What to work on. Transcribe the material below exactly as it appears.

Given records.
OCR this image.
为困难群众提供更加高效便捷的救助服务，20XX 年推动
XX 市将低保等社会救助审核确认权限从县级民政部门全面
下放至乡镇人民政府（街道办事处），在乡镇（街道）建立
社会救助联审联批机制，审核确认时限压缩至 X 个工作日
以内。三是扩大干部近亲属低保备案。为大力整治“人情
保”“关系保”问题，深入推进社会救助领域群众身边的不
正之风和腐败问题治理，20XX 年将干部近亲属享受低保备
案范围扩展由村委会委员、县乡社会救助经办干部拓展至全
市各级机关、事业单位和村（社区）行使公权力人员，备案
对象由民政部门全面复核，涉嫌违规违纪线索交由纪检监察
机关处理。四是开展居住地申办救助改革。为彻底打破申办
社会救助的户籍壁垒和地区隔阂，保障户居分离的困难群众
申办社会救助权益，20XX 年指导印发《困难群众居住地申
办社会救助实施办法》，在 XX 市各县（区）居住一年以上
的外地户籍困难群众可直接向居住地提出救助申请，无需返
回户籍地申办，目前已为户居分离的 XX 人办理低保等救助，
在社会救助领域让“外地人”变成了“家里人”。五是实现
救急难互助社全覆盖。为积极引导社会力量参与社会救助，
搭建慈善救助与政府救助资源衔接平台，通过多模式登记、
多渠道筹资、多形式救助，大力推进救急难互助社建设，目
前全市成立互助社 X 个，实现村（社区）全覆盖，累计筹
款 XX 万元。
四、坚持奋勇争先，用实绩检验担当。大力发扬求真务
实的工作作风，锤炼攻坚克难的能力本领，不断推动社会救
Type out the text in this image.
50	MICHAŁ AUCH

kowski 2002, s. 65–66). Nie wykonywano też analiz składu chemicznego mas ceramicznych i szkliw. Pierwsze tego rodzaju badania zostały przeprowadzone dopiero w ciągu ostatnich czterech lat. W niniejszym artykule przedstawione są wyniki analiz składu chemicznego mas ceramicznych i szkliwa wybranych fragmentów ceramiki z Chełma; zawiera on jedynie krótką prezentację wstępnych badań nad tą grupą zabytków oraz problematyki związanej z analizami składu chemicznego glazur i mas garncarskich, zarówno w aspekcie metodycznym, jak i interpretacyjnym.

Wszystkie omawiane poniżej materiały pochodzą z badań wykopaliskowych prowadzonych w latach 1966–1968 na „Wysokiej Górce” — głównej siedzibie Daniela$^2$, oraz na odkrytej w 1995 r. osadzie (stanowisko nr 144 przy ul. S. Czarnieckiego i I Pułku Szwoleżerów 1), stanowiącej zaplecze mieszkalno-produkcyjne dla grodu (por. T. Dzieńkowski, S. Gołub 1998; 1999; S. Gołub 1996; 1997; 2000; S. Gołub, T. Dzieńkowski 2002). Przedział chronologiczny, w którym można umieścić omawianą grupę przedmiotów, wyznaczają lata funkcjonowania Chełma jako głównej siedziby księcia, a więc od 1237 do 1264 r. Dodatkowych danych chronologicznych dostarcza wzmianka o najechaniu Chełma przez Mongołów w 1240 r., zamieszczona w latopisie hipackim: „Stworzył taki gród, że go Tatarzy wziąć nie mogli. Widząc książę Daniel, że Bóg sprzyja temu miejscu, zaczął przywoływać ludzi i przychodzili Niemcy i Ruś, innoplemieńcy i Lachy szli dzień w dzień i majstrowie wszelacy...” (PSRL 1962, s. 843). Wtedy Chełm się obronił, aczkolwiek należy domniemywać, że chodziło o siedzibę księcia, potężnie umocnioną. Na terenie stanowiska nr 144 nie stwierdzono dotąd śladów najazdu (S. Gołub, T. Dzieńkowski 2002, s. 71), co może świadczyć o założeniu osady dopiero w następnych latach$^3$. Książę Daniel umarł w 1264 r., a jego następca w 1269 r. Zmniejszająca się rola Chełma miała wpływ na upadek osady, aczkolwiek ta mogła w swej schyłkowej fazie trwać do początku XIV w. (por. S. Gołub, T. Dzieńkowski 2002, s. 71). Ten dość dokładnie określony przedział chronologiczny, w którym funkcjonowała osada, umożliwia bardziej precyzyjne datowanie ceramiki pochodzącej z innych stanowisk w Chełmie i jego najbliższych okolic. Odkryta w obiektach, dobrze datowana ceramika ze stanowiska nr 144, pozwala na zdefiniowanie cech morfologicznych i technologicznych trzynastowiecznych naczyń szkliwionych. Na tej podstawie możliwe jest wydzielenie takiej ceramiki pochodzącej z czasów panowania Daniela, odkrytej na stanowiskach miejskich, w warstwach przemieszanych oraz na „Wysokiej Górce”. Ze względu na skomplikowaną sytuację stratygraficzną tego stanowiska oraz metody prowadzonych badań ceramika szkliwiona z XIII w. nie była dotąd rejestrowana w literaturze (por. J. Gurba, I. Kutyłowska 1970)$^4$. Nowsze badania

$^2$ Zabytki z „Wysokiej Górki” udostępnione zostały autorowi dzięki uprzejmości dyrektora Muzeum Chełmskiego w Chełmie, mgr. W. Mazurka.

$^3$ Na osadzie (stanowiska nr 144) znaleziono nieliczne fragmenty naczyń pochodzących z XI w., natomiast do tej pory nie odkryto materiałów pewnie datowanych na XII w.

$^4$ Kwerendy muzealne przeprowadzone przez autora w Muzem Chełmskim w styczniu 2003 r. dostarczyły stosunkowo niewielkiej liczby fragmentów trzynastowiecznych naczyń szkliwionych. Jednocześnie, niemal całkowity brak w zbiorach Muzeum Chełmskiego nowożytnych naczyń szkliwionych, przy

Exercise result.
OCR this image.
为困难群众提供更加高效便捷的救助服务，20XX 年推动
XX 市将低保等社会救助审核确认权限从县级民政部门全面
下放至乡镇人民政府（街道办事处），在乡镇（街道）建立
社会救助联审联批机制，审核确认时限压缩至 X 个工作日
以内。三是扩大干部近亲属低保备案。为大力整治“人情
保”“关系保”问题，深入推进社会救助领域群众身边的不
正之风和腐败问题治理，20XX 年将干部近亲属享受低保备
案范围扩展由村委会委员、县乡社会救助经办干部拓展至全
市各级机关、事业单位和村（社区）行使公权力人员，备案
对象由民政部门全面复核，涉嫌违规违纪线索交由纪检监察
机关处理。四是开展居住地申办救助改革。为彻底打破申办
社会救助的户籍壁垒和地区隔阂，保障户居分离的困难群众
申办社会救助权益，20XX 年指导印发《困难群众居住地申
办社会救助实施办法》，在 XX 市各县（区）居住一年以上
的外地户籍困难群众可直接向居住地提出救助申请，无需返
回户籍地申办，目前已为户居分离的 XX 人办理低保等救助，
在社会救助领域让“外地人”变成了“家里人”。五是实现
救急难互助社全覆盖。为积极引导社会力量参与社会救助，
搭建慈善救助与政府救助资源衔接平台，通过多模式登记、
多渠道筹资、多形式救助，大力推进救急难互助社建设，目
前全市成立互助社 X 个，实现村（社区）全覆盖，累计筹
款 XX 万元。
四、坚持奋勇争先，用实绩检验担当。大力发扬求真务
实的工作作风，锤炼攻坚克难的能力本领，不断推动社会救
Type out the text in this image.
50	MICHAŁ AUCH

kowski 2002, s. 65–66). Nie wykonywano też analiz składu chemicznego mas ceramicznych i szkliw. Pierwsze tego rodzaju badania zostały przeprowadzone dopiero w ciągu ostatnich czterech lat. W niniejszym artykule przedstawione są wyniki analiz składu chemicznego mas ceramicznych i szkliwa wybranych fragmentów ceramiki z Chełma; zawiera on jedynie krótką prezentację wstępnych badań nad tą grupą zabytków oraz problematyki związanej z analizami składu chemicznego glazur i mas garncarskich, zarówno w aspekcie metodycznym, jak i interpretacyjnym.

Wszystkie omawiane poniżej materiały pochodzą z badań wykopaliskowych prowadzonych w latach 1966–1968 na „Wysokiej Górce” — głównej siedzibie Daniela$^2$, oraz na odkrytej w 1995 r. osadzie (stanowisko nr 144 przy ul. S. Czarnieckiego i I Pułku Szwoleżerów 1), stanowiącej zaplecze mieszkalno-produkcyjne dla grodu (por. T. Dzieńkowski, S. Gołub 1998; 1999; S. Gołub 1996; 1997; 2000; S. Gołub, T. Dzieńkowski 2002). Przedział chronologiczny, w którym można umieścić omawianą grupę przedmiotów, wyznaczają lata funkcjonowania Chełma jako głównej siedziby księcia, a więc od 1237 do 1264 r. Dodatkowych danych chronologicznych dostarcza wzmianka o najechaniu Chełma przez Mongołów w 1240 r., zamieszczona w latopisie hipackim: „Stworzył taki gród, że go Tatarzy wziąć nie mogli. Widząc książę Daniel, że Bóg sprzyja temu miejscu, zaczął przywoływać ludzi i przychodzili Niemcy i Ruś, innoplemieńcy i Lachy szli dzień w dzień i majstrowie wszelacy...” (PSRL 1962, s. 843). Wtedy Chełm się obronił, aczkolwiek należy domniemywać, że chodziło o siedzibę księcia, potężnie umocnioną. Na terenie stanowiska nr 144 nie stwierdzono dotąd śladów najazdu (S. Gołub, T. Dzieńkowski 2002, s. 71), co może świadczyć o założeniu osady dopiero w następnych latach$^3$. Książę Daniel umarł w 1264 r., a jego następca w 1269 r. Zmniejszająca się rola Chełma miała wpływ na upadek osady, aczkolwiek ta mogła w swej schyłkowej fazie trwać do początku XIV w. (por. S. Gołub, T. Dzieńkowski 2002, s. 71). Ten dość dokładnie określony przedział chronologiczny, w którym funkcjonowała osada, umożliwia bardziej precyzyjne datowanie ceramiki pochodzącej z innych stanowisk w Chełmie i jego najbliższych okolic. Odkryta w obiektach, dobrze datowana ceramika ze stanowiska nr 144, pozwala na zdefiniowanie cech morfologicznych i technologicznych trzynastowiecznych naczyń szkliwionych. Na tej podstawie możliwe jest wydzielenie takiej ceramiki pochodzącej z czasów panowania Daniela, odkrytej na stanowiskach miejskich, w warstwach przemieszanych oraz na „Wysokiej Górce”. Ze względu na skomplikowaną sytuację stratygraficzną tego stanowiska oraz metody prowadzonych badań ceramika szkliwiona z XIII w. nie była dotąd rejestrowana w literaturze (por. J. Gurba, I. Kutyłowska 1970)$^4$. Nowsze badania

$^2$ Zabytki z „Wysokiej Górki” udostępnione zostały autorowi dzięki uprzejmości dyrektora Muzeum Chełmskiego w Chełmie, mgr. W. Mazurka.

$^3$ Na osadzie (stanowiska nr 144) znaleziono nieliczne fragmenty naczyń pochodzących z XI w., natomiast do tej pory nie odkryto materiałów pewnie datowanych na XII w.

$^4$ Kwerendy muzealne przeprowadzone przez autora w Muzem Chełmskim w styczniu 2003 r. dostarczyły stosunkowo niewielkiej liczby fragmentów trzynastowiecznych naczyń szkliwionych. Jednocześnie, niemal całkowity brak w zbiorach Muzeum Chełmskiego nowożytnych naczyń szkliwionych, przy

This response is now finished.